WHAT NEEDS TO BE DONE :: Word for word, give the material below again, minus any images.

## begin

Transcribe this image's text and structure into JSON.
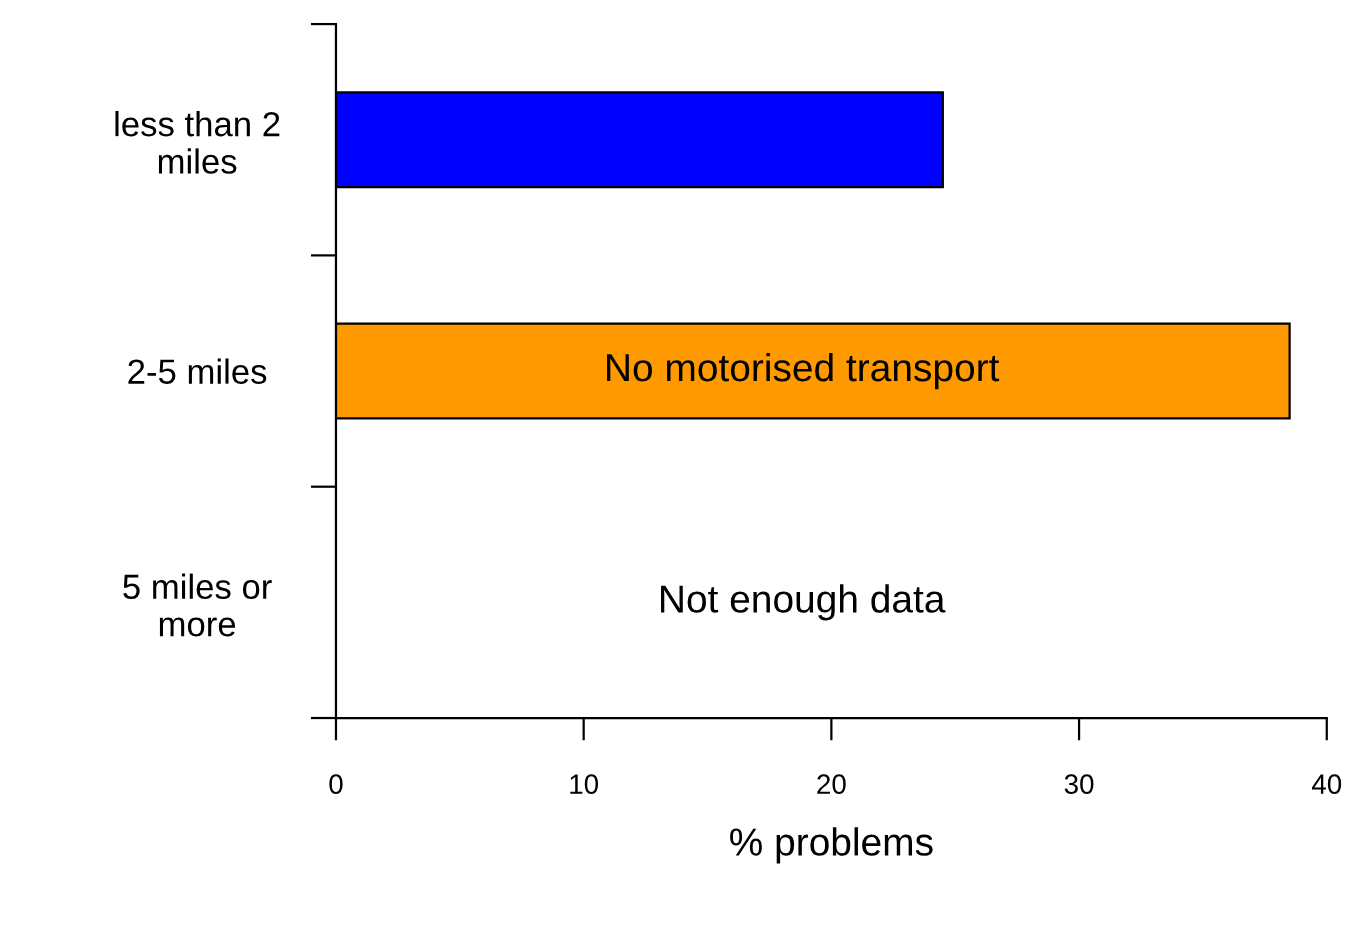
{
  "chart_data": {
    "type": "bar",
    "orientation": "horizontal",
    "xlabel": "% problems",
    "categories": [
      "less than 2\nmiles",
      "2-5 miles",
      "5 miles or\nmore"
    ],
    "values": [
      24.5,
      38.5,
      null
    ],
    "colors": [
      "#0000ff",
      "#ff9900",
      "#ff9900"
    ],
    "xlim": [
      0,
      40
    ],
    "xticks": [
      0,
      10,
      20,
      30,
      40
    ],
    "grid": false,
    "legend": false,
    "annotations": [
      "No motorised transport",
      "Not enough data"
    ]
  }
}
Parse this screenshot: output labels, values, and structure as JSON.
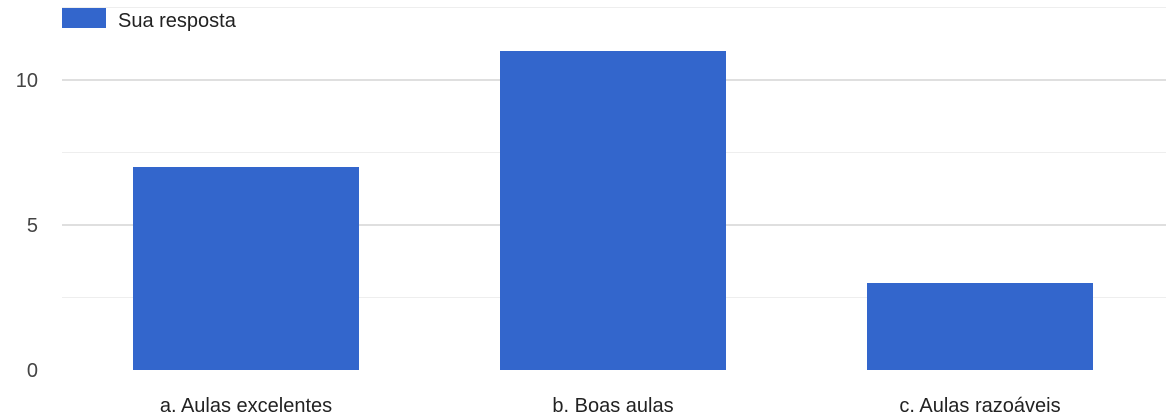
{
  "chart_data": {
    "type": "bar",
    "categories": [
      "a. Aulas excelentes",
      "b. Boas aulas",
      "c. Aulas razoáveis"
    ],
    "series": [
      {
        "name": "Sua resposta",
        "values": [
          7,
          11,
          3
        ]
      }
    ],
    "yticks": [
      "0",
      "5",
      "10"
    ],
    "ylim": [
      0,
      12.5
    ],
    "ytick_values": [
      0,
      5,
      10
    ],
    "grid": true,
    "legend": "top-left",
    "colors": {
      "bar": "#3366cc",
      "grid_major": "#cccccc",
      "grid_minor": "#eeeeee"
    }
  }
}
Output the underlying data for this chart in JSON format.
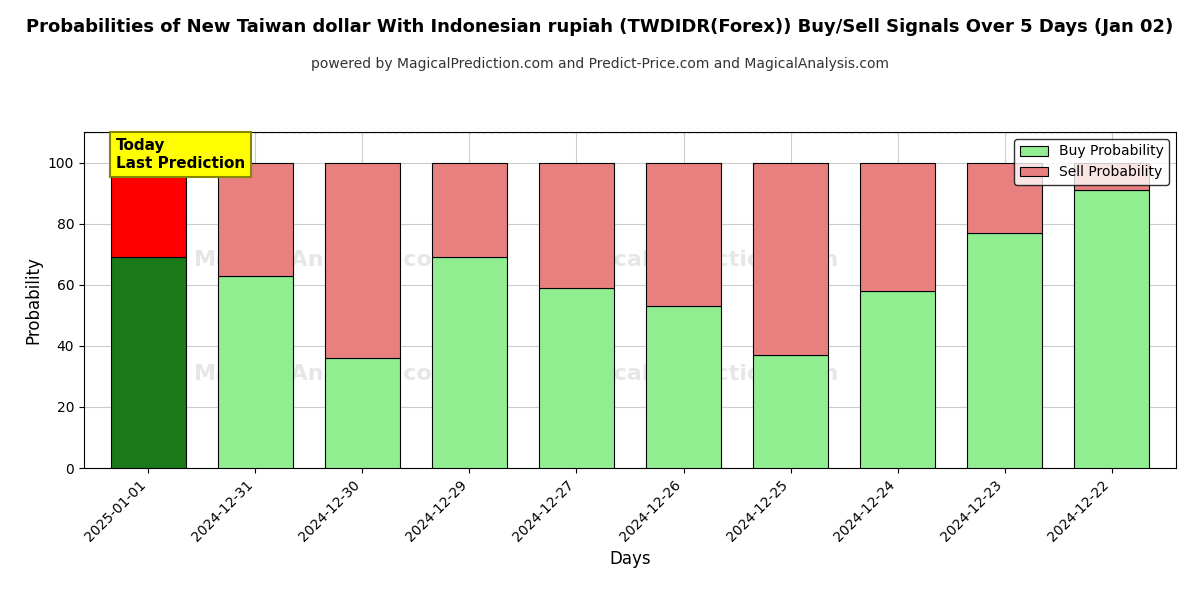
{
  "title": "Probabilities of New Taiwan dollar With Indonesian rupiah (TWDIDR(Forex)) Buy/Sell Signals Over 5 Days (Jan 02)",
  "subtitle": "powered by MagicalPrediction.com and Predict-Price.com and MagicalAnalysis.com",
  "xlabel": "Days",
  "ylabel": "Probability",
  "categories": [
    "2025-01-01",
    "2024-12-31",
    "2024-12-30",
    "2024-12-29",
    "2024-12-27",
    "2024-12-26",
    "2024-12-25",
    "2024-12-24",
    "2024-12-23",
    "2024-12-22"
  ],
  "buy_values": [
    69,
    63,
    36,
    69,
    59,
    53,
    37,
    58,
    77,
    91
  ],
  "sell_values": [
    31,
    37,
    64,
    31,
    41,
    47,
    63,
    42,
    23,
    9
  ],
  "today_bar_buy_color": "#1a7a1a",
  "today_bar_sell_color": "#ff0000",
  "normal_bar_buy_color": "#90EE90",
  "normal_bar_sell_color": "#E88080",
  "bar_edge_color": "#000000",
  "ylim": [
    0,
    110
  ],
  "yticks": [
    0,
    20,
    40,
    60,
    80,
    100
  ],
  "dashed_line_y": 110,
  "legend_buy_label": "Buy Probability",
  "legend_sell_label": "Sell Probability",
  "annotation_text": "Today\nLast Prediction",
  "annotation_bg": "#ffff00",
  "annotation_border": "#888800",
  "background_color": "#ffffff",
  "grid_color": "#cccccc"
}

## end

SOLUTION FOR THIS TASK ::
Transcribe this image's text and structure into JSON.
{
  "chart_data": {
    "type": "bar",
    "orientation": "horizontal",
    "xlabel": "% problems",
    "categories": [
      "less than 2\nmiles",
      "2-5 miles",
      "5 miles or\nmore"
    ],
    "values": [
      24.5,
      38.5,
      null
    ],
    "colors": [
      "#0000ff",
      "#ff9900",
      "#ff9900"
    ],
    "xlim": [
      0,
      40
    ],
    "xticks": [
      0,
      10,
      20,
      30,
      40
    ],
    "grid": false,
    "legend": false,
    "annotations": [
      "No motorised transport",
      "Not enough data"
    ]
  }
}
Parse this screenshot: output labels, values, and structure as JSON.
{
  "chart_data": {
    "type": "bar",
    "categories": [
      "a. Aulas excelentes",
      "b. Boas aulas",
      "c. Aulas razoáveis"
    ],
    "series": [
      {
        "name": "Sua resposta",
        "values": [
          7,
          11,
          3
        ]
      }
    ],
    "yticks": [
      "0",
      "5",
      "10"
    ],
    "ylim": [
      0,
      12.5
    ],
    "ytick_values": [
      0,
      5,
      10
    ],
    "grid": true,
    "legend": "top-left",
    "colors": {
      "bar": "#3366cc",
      "grid_major": "#cccccc",
      "grid_minor": "#eeeeee"
    }
  }
}
Output the underlying data for this chart in JSON format.
{
  "title": "Probabilities of New Taiwan dollar With Indonesian rupiah (TWDIDR(Forex)) Buy/Sell Signals Over 5 Days (Jan 02)",
  "subtitle": "powered by MagicalPrediction.com and Predict-Price.com and MagicalAnalysis.com",
  "xlabel": "Days",
  "ylabel": "Probability",
  "categories": [
    "2025-01-01",
    "2024-12-31",
    "2024-12-30",
    "2024-12-29",
    "2024-12-27",
    "2024-12-26",
    "2024-12-25",
    "2024-12-24",
    "2024-12-23",
    "2024-12-22"
  ],
  "buy_values": [
    69,
    63,
    36,
    69,
    59,
    53,
    37,
    58,
    77,
    91
  ],
  "sell_values": [
    31,
    37,
    64,
    31,
    41,
    47,
    63,
    42,
    23,
    9
  ],
  "today_bar_buy_color": "#1a7a1a",
  "today_bar_sell_color": "#ff0000",
  "normal_bar_buy_color": "#90EE90",
  "normal_bar_sell_color": "#E88080",
  "bar_edge_color": "#000000",
  "ylim": [
    0,
    110
  ],
  "yticks": [
    0,
    20,
    40,
    60,
    80,
    100
  ],
  "dashed_line_y": 110,
  "legend_buy_label": "Buy Probability",
  "legend_sell_label": "Sell Probability",
  "annotation_text": "Today\nLast Prediction",
  "annotation_bg": "#ffff00",
  "annotation_border": "#888800",
  "background_color": "#ffffff",
  "grid_color": "#cccccc"
}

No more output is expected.